[Dataset records]

————————

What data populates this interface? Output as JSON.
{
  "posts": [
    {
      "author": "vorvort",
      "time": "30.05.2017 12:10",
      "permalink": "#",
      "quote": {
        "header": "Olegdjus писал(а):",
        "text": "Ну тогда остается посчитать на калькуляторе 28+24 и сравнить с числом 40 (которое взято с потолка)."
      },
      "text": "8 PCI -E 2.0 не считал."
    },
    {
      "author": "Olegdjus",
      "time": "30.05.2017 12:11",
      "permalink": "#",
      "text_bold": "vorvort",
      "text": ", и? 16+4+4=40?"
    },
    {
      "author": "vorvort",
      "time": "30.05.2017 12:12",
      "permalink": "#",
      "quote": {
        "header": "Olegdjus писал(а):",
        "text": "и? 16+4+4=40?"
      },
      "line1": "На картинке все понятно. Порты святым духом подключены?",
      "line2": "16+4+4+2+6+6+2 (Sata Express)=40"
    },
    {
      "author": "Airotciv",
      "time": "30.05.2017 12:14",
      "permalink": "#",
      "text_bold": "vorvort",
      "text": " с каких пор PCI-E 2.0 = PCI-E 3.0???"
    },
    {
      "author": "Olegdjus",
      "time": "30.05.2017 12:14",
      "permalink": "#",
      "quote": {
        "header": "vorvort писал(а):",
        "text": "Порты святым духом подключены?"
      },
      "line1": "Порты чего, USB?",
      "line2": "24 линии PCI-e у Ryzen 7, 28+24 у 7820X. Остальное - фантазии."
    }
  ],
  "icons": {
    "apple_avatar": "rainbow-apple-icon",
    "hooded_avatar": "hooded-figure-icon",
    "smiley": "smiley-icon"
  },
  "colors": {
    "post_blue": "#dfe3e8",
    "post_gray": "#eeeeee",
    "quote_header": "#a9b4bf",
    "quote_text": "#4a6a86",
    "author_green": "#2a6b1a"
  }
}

————————

▶ [What the exercise asks]:
Reproduce all of the entries word for word.

▶ [Task result]:
What data populates this interface? Output as JSON.
{
  "posts": [
    {
      "author": "vorvort",
      "time": "30.05.2017 12:10",
      "permalink": "#",
      "quote": {
        "header": "Olegdjus писал(а):",
        "text": "Ну тогда остается посчитать на калькуляторе 28+24 и сравнить с числом 40 (которое взято с потолка)."
      },
      "text": "8 PCI -E 2.0 не считал."
    },
    {
      "author": "Olegdjus",
      "time": "30.05.2017 12:11",
      "permalink": "#",
      "text_bold": "vorvort",
      "text": ", и? 16+4+4=40?"
    },
    {
      "author": "vorvort",
      "time": "30.05.2017 12:12",
      "permalink": "#",
      "quote": {
        "header": "Olegdjus писал(а):",
        "text": "и? 16+4+4=40?"
      },
      "line1": "На картинке все понятно. Порты святым духом подключены?",
      "line2": "16+4+4+2+6+6+2 (Sata Express)=40"
    },
    {
      "author": "Airotciv",
      "time": "30.05.2017 12:14",
      "permalink": "#",
      "text_bold": "vorvort",
      "text": " с каких пор PCI-E 2.0 = PCI-E 3.0???"
    },
    {
      "author": "Olegdjus",
      "time": "30.05.2017 12:14",
      "permalink": "#",
      "quote": {
        "header": "vorvort писал(а):",
        "text": "Порты святым духом подключены?"
      },
      "line1": "Порты чего, USB?",
      "line2": "24 линии PCI-e у Ryzen 7, 28+24 у 7820X. Остальное - фантазии."
    }
  ],
  "icons": {
    "apple_avatar": "rainbow-apple-icon",
    "hooded_avatar": "hooded-figure-icon",
    "smiley": "smiley-icon"
  },
  "colors": {
    "post_blue": "#dfe3e8",
    "post_gray": "#eeeeee",
    "quote_header": "#a9b4bf",
    "quote_text": "#4a6a86",
    "author_green": "#2a6b1a"
  }
}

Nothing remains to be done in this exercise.